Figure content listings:
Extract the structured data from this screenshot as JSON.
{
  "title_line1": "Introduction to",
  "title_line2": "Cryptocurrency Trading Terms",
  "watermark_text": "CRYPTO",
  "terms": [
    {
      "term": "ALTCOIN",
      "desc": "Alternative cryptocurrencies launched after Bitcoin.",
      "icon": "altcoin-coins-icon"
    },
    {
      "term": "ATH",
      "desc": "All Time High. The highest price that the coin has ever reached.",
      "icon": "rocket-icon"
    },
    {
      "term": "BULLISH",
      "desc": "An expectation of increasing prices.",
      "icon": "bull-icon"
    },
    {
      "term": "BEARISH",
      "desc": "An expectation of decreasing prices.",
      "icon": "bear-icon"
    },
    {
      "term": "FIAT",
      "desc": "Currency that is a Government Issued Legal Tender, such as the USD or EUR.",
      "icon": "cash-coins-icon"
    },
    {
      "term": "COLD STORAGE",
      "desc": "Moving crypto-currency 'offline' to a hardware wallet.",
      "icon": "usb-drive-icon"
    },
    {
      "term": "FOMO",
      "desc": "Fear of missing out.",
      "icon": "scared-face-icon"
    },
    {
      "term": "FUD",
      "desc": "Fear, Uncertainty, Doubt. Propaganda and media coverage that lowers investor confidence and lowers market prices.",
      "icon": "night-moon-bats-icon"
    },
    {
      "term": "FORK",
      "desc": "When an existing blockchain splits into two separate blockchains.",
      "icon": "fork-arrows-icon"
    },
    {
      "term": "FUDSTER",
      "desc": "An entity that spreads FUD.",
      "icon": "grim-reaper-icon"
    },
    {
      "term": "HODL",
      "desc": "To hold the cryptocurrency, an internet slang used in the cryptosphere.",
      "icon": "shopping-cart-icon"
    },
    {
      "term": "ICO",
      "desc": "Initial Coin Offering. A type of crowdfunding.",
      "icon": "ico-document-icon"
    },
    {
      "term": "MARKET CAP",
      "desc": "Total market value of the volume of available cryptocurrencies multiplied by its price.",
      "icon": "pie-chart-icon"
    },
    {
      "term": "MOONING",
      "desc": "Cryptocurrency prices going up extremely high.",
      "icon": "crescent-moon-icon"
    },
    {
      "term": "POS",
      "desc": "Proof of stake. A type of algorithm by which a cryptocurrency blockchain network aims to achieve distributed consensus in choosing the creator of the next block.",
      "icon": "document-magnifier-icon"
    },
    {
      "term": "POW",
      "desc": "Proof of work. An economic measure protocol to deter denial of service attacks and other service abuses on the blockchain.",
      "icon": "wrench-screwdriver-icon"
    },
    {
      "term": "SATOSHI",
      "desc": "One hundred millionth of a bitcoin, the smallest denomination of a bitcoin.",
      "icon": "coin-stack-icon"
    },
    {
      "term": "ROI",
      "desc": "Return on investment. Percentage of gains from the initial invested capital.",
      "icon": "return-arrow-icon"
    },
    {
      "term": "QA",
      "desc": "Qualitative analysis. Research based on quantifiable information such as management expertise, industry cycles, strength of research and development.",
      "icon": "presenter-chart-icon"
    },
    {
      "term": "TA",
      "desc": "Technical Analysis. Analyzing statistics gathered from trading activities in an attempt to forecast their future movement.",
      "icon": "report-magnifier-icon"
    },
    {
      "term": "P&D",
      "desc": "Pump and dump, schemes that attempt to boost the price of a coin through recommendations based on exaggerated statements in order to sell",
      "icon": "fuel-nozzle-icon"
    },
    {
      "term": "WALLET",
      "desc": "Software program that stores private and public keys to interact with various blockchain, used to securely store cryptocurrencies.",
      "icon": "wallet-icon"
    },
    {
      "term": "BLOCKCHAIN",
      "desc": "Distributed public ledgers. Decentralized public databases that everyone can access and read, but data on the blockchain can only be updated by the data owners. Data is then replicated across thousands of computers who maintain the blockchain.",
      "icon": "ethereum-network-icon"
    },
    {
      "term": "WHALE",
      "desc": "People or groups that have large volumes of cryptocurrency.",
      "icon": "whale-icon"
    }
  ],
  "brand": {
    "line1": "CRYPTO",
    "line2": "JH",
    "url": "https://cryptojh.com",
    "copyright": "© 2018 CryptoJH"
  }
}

Task description:
Quote all the records exactly, please, leaving none out.

Answer for the task:
Extract the structured data from this screenshot as JSON.
{
  "title_line1": "Introduction to",
  "title_line2": "Cryptocurrency Trading Terms",
  "watermark_text": "CRYPTO",
  "terms": [
    {
      "term": "ALTCOIN",
      "desc": "Alternative cryptocurrencies launched after Bitcoin.",
      "icon": "altcoin-coins-icon"
    },
    {
      "term": "ATH",
      "desc": "All Time High. The highest price that the coin has ever reached.",
      "icon": "rocket-icon"
    },
    {
      "term": "BULLISH",
      "desc": "An expectation of increasing prices.",
      "icon": "bull-icon"
    },
    {
      "term": "BEARISH",
      "desc": "An expectation of decreasing prices.",
      "icon": "bear-icon"
    },
    {
      "term": "FIAT",
      "desc": "Currency that is a Government Issued Legal Tender, such as the USD or EUR.",
      "icon": "cash-coins-icon"
    },
    {
      "term": "COLD STORAGE",
      "desc": "Moving crypto-currency 'offline' to a hardware wallet.",
      "icon": "usb-drive-icon"
    },
    {
      "term": "FOMO",
      "desc": "Fear of missing out.",
      "icon": "scared-face-icon"
    },
    {
      "term": "FUD",
      "desc": "Fear, Uncertainty, Doubt. Propaganda and media coverage that lowers investor confidence and lowers market prices.",
      "icon": "night-moon-bats-icon"
    },
    {
      "term": "FORK",
      "desc": "When an existing blockchain splits into two separate blockchains.",
      "icon": "fork-arrows-icon"
    },
    {
      "term": "FUDSTER",
      "desc": "An entity that spreads FUD.",
      "icon": "grim-reaper-icon"
    },
    {
      "term": "HODL",
      "desc": "To hold the cryptocurrency, an internet slang used in the cryptosphere.",
      "icon": "shopping-cart-icon"
    },
    {
      "term": "ICO",
      "desc": "Initial Coin Offering. A type of crowdfunding.",
      "icon": "ico-document-icon"
    },
    {
      "term": "MARKET CAP",
      "desc": "Total market value of the volume of available cryptocurrencies multiplied by its price.",
      "icon": "pie-chart-icon"
    },
    {
      "term": "MOONING",
      "desc": "Cryptocurrency prices going up extremely high.",
      "icon": "crescent-moon-icon"
    },
    {
      "term": "POS",
      "desc": "Proof of stake. A type of algorithm by which a cryptocurrency blockchain network aims to achieve distributed consensus in choosing the creator of the next block.",
      "icon": "document-magnifier-icon"
    },
    {
      "term": "POW",
      "desc": "Proof of work. An economic measure protocol to deter denial of service attacks and other service abuses on the blockchain.",
      "icon": "wrench-screwdriver-icon"
    },
    {
      "term": "SATOSHI",
      "desc": "One hundred millionth of a bitcoin, the smallest denomination of a bitcoin.",
      "icon": "coin-stack-icon"
    },
    {
      "term": "ROI",
      "desc": "Return on investment. Percentage of gains from the initial invested capital.",
      "icon": "return-arrow-icon"
    },
    {
      "term": "QA",
      "desc": "Qualitative analysis. Research based on quantifiable information such as management expertise, industry cycles, strength of research and development.",
      "icon": "presenter-chart-icon"
    },
    {
      "term": "TA",
      "desc": "Technical Analysis. Analyzing statistics gathered from trading activities in an attempt to forecast their future movement.",
      "icon": "report-magnifier-icon"
    },
    {
      "term": "P&D",
      "desc": "Pump and dump, schemes that attempt to boost the price of a coin through recommendations based on exaggerated statements in order to sell",
      "icon": "fuel-nozzle-icon"
    },
    {
      "term": "WALLET",
      "desc": "Software program that stores private and public keys to interact with various blockchain, used to securely store cryptocurrencies.",
      "icon": "wallet-icon"
    },
    {
      "term": "BLOCKCHAIN",
      "desc": "Distributed public ledgers. Decentralized public databases that everyone can access and read, but data on the blockchain can only be updated by the data owners. Data is then replicated across thousands of computers who maintain the blockchain.",
      "icon": "ethereum-network-icon"
    },
    {
      "term": "WHALE",
      "desc": "People or groups that have large volumes of cryptocurrency.",
      "icon": "whale-icon"
    }
  ],
  "brand": {
    "line1": "CRYPTO",
    "line2": "JH",
    "url": "https://cryptojh.com",
    "copyright": "© 2018 CryptoJH"
  }
}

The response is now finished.